Present every line in which the string "name" appears.

========================

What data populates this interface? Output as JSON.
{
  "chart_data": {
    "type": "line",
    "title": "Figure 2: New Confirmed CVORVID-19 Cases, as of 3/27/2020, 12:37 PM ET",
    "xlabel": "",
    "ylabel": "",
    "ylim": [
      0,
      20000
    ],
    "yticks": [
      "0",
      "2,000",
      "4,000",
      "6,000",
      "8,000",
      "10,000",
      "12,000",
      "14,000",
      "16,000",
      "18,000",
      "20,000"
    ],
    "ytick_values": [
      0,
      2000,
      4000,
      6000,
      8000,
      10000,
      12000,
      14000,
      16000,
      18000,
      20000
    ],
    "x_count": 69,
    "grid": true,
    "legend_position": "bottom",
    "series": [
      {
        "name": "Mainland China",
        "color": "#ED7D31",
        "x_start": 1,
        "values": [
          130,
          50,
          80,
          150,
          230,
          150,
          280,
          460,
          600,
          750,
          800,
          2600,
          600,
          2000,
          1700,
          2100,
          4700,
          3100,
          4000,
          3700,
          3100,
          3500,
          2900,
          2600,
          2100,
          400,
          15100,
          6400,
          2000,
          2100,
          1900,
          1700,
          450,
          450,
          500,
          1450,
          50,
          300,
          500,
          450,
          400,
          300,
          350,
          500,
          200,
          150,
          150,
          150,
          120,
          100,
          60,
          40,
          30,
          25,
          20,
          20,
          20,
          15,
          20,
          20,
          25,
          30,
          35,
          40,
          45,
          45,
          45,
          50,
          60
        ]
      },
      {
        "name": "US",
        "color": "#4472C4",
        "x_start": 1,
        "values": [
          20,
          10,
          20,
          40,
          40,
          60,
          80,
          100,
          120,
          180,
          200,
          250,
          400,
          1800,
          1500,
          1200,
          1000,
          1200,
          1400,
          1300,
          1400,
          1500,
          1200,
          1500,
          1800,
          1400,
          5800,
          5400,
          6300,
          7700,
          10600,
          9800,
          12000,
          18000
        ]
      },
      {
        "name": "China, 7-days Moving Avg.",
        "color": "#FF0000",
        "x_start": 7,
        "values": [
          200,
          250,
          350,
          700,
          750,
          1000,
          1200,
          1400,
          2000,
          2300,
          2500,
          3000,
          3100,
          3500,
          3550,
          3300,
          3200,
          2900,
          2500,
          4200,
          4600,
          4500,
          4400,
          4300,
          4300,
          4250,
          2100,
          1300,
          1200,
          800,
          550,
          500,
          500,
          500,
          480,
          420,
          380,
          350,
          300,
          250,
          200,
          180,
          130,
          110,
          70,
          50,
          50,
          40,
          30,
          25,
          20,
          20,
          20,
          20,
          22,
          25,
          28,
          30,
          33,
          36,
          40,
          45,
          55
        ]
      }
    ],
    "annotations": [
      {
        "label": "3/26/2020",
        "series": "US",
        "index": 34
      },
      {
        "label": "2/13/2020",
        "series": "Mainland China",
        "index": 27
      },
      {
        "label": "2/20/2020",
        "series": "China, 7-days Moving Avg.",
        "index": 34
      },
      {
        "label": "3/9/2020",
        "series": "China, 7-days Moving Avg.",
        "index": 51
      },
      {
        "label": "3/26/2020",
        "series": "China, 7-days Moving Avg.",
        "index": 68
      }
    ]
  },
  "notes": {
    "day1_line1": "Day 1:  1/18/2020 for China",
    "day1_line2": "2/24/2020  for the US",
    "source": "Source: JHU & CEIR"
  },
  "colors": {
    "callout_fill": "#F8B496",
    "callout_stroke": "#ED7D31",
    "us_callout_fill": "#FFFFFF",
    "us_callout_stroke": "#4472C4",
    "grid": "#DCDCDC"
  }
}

========================

Answer below.
        "name": "Mainland China",
        "name": "US",
        "name": "China, 7-days Moving Avg.",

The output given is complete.